===== Selected text

According to Azani, when approached with the topic of Israel, most college students and people in general may feel that they are being indoctrinated and fed propaganda. This is why he says that taking the “back door” and not necessarily talking about the conflict with the Palestinians may be the best tool.

“The first problem we need to avoid is having a reactionary advocacy movement,” he said. “We will fight the fight, but at the same time we will make sure not to limit Israel to the boundaries of our enemies, because Israel is not a counterreaction to the existence of a Palestinian narrative. Israel is a country on its own.”

“If you only talk about Israel through one prism, you will have lost so much,” Azani told the Post.

StandWithUs indeed tries to promote Israel through different aspects of the country, such as fashion, technology or even environment, while always linking them to what is relevant for the target audience at that time. The goal is in fact to “humanize” Israel and put a face on what people hear about it in the media.

“We want to let people know we are not machines, we’re not cyborgs, we are not only this sophisticated technological and security empire, we are human beings just like them,” he said.

“We share the same values, we share the same hopes and fears.”

Yet every time Israel is engaged in a military operation or security crisis and the Israeli-Palestinian conflict makes international headlines, analysts and experts hold panels and discussions about Israel’s image problem.

Azani, however, does not agree that Israel has lost the media war.

“We look at the Palestinian advocacy and we think they are so successful in conveying their narrative, and we are not,” he told the Post. “But we need to look at the long-term goal. Our narrative is not one of victimhood. Our narrative is one that strives to create a vital, viable, successful country with a breathing economy that attracts people.”

==========
===== Given records

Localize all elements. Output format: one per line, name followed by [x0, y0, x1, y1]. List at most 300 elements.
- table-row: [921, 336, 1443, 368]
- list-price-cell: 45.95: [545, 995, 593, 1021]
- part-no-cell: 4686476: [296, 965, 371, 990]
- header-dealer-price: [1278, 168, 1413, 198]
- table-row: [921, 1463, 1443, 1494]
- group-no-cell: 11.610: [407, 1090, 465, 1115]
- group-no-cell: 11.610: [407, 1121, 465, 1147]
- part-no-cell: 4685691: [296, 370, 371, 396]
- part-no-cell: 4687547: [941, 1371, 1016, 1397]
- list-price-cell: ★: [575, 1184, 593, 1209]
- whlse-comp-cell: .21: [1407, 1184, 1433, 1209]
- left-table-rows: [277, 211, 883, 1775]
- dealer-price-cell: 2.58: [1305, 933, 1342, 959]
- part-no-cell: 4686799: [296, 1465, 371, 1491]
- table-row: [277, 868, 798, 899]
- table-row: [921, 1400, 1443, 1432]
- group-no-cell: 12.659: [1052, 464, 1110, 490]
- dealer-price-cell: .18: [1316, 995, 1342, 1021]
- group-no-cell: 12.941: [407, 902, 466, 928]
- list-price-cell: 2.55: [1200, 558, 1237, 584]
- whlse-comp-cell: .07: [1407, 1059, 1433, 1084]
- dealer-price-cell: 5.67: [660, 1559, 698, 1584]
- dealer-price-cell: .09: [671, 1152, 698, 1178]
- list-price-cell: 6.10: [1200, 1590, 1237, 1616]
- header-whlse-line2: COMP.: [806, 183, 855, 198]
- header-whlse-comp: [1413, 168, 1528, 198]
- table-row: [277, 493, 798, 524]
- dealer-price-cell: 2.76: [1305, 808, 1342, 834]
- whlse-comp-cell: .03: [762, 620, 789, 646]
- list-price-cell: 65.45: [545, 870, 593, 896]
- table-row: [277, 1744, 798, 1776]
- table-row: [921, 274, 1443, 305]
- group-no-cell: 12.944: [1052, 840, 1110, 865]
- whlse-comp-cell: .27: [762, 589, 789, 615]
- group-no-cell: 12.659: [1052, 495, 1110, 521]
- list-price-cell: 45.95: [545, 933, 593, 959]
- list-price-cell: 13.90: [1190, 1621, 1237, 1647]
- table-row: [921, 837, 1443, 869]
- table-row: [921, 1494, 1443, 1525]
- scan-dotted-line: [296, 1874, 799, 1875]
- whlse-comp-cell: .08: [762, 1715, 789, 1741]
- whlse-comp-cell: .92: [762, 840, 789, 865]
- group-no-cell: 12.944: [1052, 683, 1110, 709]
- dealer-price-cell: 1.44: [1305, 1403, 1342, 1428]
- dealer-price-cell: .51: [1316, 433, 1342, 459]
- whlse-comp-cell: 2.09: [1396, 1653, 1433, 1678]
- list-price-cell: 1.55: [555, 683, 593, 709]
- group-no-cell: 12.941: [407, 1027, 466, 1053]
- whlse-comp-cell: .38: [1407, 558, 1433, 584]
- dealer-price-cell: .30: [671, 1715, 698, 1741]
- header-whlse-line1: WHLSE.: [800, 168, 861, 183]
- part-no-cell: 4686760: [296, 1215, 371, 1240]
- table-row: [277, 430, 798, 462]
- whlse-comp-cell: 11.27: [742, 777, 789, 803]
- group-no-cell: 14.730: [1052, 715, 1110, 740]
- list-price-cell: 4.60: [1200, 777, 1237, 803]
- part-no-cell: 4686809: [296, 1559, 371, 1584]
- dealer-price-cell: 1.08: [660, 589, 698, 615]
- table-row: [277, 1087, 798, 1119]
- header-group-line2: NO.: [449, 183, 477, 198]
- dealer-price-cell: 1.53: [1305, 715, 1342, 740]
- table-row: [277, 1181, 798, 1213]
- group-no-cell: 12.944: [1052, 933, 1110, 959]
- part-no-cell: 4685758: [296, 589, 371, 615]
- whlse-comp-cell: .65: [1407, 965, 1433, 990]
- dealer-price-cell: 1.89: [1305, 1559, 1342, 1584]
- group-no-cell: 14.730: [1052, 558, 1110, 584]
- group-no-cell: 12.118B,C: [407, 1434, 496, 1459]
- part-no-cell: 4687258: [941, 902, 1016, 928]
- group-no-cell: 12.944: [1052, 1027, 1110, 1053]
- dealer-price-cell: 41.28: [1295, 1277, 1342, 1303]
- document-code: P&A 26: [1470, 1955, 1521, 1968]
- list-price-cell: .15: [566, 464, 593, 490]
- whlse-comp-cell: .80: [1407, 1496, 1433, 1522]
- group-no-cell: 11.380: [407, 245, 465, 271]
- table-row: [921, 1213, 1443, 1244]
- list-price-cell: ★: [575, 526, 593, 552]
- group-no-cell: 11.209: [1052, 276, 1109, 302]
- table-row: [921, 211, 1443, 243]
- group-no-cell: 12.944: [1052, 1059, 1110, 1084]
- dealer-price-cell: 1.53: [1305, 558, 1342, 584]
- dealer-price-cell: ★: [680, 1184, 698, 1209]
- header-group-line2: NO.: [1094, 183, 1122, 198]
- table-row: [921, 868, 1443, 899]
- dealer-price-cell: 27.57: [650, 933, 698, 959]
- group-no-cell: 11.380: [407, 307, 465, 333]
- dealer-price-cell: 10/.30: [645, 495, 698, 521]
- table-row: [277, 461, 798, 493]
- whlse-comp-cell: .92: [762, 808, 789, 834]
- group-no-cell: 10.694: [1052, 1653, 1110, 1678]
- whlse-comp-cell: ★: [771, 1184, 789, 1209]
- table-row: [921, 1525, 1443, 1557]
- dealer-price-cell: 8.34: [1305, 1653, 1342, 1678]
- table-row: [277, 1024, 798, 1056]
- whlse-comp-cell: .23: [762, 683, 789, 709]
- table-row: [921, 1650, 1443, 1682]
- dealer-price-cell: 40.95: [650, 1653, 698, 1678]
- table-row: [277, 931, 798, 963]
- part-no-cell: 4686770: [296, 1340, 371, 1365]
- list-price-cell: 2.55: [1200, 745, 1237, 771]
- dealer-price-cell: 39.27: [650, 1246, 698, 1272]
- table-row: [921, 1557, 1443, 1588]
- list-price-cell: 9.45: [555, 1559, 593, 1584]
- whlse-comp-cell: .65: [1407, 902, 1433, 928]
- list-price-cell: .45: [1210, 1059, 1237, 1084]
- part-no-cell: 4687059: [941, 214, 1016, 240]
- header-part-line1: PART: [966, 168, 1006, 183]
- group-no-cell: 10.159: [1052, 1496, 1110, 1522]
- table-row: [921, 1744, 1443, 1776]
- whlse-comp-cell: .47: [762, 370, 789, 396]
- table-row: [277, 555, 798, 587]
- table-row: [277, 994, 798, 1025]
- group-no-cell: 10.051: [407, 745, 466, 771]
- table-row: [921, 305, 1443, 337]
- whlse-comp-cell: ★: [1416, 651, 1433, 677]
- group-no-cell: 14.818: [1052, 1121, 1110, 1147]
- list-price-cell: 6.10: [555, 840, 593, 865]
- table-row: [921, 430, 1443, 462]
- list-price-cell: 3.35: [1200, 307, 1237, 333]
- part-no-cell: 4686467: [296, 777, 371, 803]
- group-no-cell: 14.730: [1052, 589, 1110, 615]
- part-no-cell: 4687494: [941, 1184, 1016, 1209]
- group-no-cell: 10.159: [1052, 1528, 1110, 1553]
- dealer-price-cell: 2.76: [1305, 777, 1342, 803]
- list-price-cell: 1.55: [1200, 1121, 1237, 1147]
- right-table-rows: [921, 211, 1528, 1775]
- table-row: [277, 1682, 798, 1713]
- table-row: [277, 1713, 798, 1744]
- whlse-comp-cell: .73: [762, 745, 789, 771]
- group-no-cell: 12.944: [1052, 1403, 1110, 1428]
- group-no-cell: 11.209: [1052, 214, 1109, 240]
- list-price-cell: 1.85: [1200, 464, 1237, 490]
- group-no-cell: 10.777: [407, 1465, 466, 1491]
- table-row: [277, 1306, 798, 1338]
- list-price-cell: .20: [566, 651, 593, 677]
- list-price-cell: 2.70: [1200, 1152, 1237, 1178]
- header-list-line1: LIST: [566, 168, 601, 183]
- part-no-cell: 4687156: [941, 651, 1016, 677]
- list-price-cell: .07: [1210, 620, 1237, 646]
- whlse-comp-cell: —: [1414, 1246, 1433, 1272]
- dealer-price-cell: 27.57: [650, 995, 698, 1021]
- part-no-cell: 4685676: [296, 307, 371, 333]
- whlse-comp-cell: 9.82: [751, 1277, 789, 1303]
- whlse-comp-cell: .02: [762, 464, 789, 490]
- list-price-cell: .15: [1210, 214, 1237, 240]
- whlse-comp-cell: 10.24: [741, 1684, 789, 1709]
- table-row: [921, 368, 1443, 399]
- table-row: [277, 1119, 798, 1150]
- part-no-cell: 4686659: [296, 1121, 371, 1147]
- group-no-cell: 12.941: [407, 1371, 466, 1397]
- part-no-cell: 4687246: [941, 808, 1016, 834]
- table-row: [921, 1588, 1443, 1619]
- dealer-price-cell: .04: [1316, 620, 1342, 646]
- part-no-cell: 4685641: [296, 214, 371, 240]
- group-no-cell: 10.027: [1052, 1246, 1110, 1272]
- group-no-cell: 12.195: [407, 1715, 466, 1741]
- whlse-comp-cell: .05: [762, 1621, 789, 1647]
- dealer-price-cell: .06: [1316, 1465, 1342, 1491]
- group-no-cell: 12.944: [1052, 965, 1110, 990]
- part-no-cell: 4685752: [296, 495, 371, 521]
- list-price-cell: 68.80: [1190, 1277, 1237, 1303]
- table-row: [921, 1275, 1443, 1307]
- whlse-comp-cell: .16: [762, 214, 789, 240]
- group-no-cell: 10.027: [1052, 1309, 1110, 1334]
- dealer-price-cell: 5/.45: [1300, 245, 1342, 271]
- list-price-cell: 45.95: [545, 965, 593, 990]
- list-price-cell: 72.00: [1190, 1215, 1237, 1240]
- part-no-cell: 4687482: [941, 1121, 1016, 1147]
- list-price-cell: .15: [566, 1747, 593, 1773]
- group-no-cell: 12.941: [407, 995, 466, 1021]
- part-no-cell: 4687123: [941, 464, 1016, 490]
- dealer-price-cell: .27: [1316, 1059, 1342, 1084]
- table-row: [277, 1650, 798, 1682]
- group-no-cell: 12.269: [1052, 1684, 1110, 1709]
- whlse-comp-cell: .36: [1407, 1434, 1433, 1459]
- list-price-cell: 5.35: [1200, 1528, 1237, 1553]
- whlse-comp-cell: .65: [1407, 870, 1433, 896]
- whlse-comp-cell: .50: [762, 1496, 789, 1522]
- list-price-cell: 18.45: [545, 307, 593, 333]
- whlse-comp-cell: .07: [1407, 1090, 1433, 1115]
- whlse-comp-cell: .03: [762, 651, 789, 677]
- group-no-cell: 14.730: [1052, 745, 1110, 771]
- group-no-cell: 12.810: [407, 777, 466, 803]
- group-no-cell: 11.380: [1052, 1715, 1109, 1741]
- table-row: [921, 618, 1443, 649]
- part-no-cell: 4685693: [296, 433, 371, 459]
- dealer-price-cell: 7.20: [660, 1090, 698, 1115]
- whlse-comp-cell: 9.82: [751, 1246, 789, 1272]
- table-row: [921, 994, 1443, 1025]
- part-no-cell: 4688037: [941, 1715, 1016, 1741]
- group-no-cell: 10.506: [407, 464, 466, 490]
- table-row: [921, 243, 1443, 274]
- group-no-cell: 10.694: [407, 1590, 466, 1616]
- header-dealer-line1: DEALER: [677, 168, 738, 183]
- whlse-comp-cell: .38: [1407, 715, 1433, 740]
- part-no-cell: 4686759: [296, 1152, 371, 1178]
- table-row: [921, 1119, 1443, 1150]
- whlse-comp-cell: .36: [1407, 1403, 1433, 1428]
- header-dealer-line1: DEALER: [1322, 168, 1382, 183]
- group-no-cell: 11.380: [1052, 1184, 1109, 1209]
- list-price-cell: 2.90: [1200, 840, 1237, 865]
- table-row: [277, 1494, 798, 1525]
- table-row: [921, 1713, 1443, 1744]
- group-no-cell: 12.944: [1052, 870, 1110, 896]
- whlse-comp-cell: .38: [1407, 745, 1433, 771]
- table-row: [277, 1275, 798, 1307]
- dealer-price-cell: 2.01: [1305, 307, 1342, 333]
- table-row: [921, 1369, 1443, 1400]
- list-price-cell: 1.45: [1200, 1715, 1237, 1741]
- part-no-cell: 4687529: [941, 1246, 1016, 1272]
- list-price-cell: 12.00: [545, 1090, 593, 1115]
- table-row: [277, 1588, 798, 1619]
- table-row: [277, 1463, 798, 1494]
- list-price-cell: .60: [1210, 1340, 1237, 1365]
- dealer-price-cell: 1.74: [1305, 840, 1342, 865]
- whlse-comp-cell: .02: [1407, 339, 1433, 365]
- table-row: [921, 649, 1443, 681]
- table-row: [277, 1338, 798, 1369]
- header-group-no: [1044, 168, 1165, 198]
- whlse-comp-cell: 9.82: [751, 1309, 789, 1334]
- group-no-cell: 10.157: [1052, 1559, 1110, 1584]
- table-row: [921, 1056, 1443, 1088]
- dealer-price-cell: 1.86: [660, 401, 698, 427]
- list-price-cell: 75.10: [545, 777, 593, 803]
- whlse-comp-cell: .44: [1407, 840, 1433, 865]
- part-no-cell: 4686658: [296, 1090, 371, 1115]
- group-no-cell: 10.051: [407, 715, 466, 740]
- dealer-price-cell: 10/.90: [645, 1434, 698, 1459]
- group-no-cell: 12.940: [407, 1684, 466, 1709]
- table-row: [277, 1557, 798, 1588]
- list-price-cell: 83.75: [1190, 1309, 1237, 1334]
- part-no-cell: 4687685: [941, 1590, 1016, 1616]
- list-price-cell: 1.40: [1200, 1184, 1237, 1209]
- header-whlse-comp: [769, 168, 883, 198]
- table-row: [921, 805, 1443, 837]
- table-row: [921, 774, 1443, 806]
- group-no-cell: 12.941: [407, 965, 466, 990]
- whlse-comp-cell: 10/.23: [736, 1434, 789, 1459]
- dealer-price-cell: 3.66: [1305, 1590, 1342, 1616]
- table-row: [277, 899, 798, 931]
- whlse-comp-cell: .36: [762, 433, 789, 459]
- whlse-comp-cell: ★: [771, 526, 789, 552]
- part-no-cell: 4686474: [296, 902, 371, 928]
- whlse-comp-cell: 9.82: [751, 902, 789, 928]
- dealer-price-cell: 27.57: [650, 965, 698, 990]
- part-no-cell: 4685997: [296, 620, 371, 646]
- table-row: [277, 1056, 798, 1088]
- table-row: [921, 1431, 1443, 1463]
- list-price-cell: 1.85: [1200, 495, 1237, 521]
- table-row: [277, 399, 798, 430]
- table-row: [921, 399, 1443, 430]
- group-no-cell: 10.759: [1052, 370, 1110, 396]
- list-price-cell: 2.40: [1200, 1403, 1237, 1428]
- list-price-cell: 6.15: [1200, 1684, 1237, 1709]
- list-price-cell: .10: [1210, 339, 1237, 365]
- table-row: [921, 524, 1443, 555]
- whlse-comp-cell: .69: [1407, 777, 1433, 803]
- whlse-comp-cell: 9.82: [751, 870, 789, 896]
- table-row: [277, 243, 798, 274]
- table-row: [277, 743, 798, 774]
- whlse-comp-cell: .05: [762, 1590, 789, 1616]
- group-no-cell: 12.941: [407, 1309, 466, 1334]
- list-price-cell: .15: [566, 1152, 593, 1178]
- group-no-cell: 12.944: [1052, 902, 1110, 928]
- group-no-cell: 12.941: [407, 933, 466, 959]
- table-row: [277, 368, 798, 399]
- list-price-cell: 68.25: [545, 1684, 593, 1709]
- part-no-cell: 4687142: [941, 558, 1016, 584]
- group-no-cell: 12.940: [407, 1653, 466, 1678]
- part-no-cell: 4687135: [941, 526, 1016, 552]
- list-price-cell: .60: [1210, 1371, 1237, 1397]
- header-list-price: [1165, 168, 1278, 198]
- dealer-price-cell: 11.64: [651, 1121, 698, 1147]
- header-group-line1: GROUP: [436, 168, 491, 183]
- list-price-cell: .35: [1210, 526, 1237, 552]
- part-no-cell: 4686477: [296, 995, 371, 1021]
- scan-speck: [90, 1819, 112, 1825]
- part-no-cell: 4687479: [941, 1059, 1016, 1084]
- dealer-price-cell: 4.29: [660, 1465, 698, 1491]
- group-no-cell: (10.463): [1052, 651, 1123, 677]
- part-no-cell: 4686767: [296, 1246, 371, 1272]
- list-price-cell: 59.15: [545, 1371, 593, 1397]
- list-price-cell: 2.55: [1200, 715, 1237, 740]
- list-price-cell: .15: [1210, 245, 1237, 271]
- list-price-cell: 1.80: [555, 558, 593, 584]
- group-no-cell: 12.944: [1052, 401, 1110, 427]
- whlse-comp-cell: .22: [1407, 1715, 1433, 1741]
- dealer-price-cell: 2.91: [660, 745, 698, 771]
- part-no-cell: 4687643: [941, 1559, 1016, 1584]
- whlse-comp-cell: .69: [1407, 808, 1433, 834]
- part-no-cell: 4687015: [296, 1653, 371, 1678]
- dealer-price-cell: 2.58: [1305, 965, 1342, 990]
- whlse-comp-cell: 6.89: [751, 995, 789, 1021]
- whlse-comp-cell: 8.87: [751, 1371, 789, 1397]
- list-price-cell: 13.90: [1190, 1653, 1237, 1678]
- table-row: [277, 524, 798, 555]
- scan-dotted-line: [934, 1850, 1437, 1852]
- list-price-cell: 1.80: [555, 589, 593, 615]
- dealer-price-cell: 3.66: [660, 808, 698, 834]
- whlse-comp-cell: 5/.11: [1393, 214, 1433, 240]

==========

Assignment
Continue the article about Azani and Israel advocacy, picking up after its last sentence. The entries have nothing to do with this.

Answer to this exercise
According to him, Israel’s long-term goal is not to prove to people that it is right but, rather, to show them the country and encourage them to interact with it.

“It is true that Israel doesn’t invest enough budget into the Foreign Ministry,” he said. “We should have an empowered Foreign Ministry that is actually being funded to get the word out and engage with the community.”

Azani also pointed out that more financial means also will attract more well-trained people to lead the campaign.

“Luckily for us, the fact that we have StandWithUs and other organizations can somehow cover up for the loss.”

However, in times when the Israeli- Palestinian conflict exacerbates public opinion of the country, speaking about the Israeli fashion scene or Israel as the “Start-Up Nation,” Azani said, is not an effective approach.

“It is about the struggle to tell Israel’s story, to erase the thought that somehow Israel is to blame for what’s happening from people’s mind,” he explained. “We want people to understand that when Mohamed Merah executed three kids and a teacher in front of a Jewish school in Toulouse, he had the same mind-set as the 16-yearold Palestinian who comes from Givat Ze’ev with a knife to stab an 18-year-old Israeli.”

Azani added that beyond advocating for Israel among the non-Jewish community across the world, the Jewish community itself is also a big part of the StandWithUs target audience.

“Israel is not an integral part of everybody’s life, and many Jews haven’t even been to Israel,” he said. “People don’t see anti-Semitism to be so close, or at least they don’t feel it in their everyday lives, even if it does exist.”

“So we ask ourselves: How can we make our youngsters today still feel Israel is relevant for their lives?” he told the Post.

Azani stressed that StandWithUs is not a political organization, and all of its activities are conducted “under the banner of education.” It strives to “build the pro-Israel community of the future.”

“We teach that every interaction is an opportunity, and you should use it well,” he said. “Contrary to what people tell us, Israel does not contradict the notion of social justice: Israel and social justice go hand in hand.”

“Israel and fun and smiles go hand in hand,” he continued. “And even though we face a difficult strategic situation, this doesn’t mean we lack any of the traits that allow us to build bridges with other communities.”